» Stored data:
###

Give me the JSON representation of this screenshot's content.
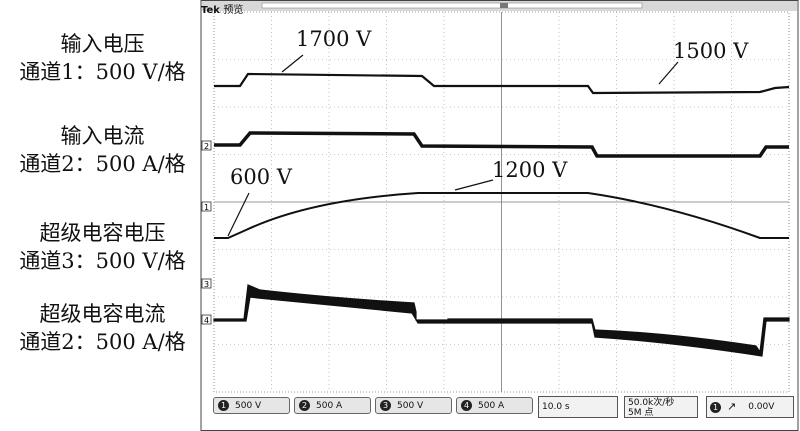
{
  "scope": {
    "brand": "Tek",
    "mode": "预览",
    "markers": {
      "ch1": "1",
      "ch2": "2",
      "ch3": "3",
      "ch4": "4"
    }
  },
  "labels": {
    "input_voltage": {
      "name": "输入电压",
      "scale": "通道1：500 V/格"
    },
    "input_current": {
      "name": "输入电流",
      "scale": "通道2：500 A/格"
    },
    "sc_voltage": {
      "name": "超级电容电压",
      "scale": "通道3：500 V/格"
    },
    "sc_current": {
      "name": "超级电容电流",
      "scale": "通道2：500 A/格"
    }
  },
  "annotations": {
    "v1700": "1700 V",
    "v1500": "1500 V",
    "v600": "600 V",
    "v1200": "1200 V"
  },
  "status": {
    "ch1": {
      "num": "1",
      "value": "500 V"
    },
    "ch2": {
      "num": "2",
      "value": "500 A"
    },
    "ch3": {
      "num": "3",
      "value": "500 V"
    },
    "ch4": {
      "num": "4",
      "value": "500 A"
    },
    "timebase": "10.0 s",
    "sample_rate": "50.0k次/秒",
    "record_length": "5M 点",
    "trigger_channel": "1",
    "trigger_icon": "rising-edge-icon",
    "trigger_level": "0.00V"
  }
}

###

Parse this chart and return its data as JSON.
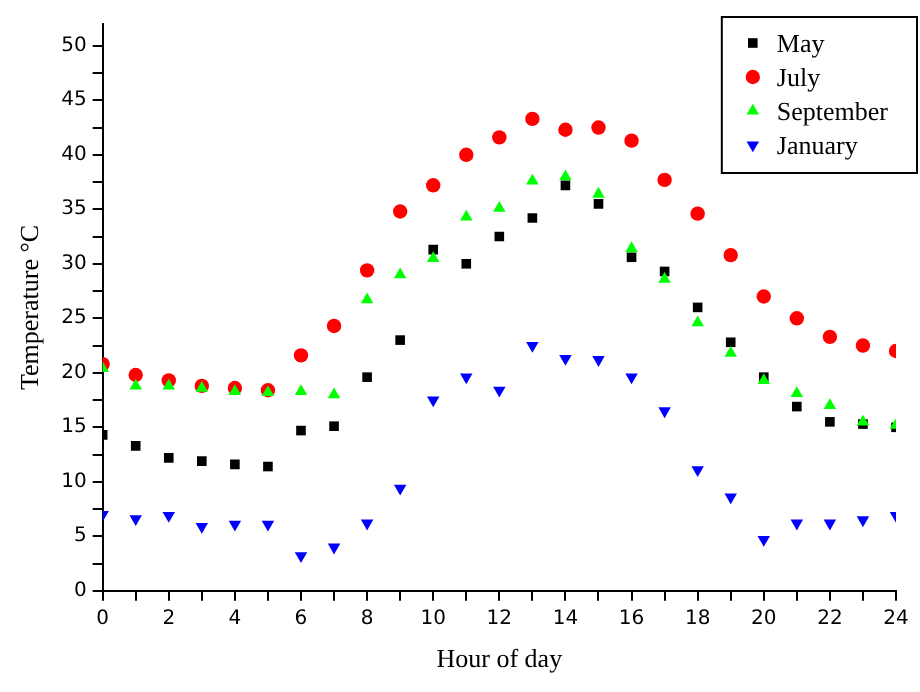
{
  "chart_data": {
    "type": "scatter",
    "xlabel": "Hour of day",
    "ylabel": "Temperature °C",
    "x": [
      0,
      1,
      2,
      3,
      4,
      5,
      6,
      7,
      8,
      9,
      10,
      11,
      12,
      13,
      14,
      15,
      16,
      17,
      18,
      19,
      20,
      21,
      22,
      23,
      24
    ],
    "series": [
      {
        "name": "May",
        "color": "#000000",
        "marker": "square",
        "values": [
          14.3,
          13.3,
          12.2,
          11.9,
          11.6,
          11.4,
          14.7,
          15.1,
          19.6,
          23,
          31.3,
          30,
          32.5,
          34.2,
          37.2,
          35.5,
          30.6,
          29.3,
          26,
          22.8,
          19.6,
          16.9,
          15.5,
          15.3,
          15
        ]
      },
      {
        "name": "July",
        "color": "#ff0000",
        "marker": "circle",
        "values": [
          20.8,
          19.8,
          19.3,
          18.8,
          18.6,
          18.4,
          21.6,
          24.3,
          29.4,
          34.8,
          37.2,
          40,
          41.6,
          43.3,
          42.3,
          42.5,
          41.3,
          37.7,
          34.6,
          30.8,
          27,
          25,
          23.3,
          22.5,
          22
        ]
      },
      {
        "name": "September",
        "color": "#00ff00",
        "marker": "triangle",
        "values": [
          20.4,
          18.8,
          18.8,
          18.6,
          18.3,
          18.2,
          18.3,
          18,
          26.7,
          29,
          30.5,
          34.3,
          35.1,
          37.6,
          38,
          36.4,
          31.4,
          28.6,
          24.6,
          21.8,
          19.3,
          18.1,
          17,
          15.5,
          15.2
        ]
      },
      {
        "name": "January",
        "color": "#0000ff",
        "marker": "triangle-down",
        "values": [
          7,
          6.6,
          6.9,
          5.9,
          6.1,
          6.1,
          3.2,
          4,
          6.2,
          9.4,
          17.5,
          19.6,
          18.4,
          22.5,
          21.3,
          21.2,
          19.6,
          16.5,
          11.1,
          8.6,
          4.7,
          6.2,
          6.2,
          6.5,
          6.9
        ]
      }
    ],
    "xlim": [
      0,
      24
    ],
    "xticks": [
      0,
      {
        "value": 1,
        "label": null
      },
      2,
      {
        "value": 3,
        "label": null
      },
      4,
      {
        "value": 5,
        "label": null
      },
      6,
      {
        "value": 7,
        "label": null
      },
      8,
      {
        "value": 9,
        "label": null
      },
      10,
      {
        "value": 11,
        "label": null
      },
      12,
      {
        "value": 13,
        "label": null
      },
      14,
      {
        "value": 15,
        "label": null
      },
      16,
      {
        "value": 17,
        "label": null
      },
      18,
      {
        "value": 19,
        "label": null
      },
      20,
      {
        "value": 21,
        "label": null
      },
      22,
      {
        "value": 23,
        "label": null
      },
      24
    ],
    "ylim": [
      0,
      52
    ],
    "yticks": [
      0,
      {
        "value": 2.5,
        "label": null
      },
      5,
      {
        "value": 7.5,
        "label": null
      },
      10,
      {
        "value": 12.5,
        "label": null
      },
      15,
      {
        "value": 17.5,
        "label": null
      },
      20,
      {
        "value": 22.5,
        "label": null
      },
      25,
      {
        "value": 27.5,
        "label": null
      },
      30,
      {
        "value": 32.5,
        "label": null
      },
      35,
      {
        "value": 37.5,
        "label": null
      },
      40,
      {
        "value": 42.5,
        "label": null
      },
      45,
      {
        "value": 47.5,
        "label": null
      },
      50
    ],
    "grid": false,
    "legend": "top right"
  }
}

###

» Given problem: Pull every line containing the word "scale" out of the material.

» Exercise solution:
      "scale": "通道1：500 V/格"
      "scale": "通道2：500 A/格"
      "scale": "通道3：500 V/格"
      "scale": "通道2：500 A/格"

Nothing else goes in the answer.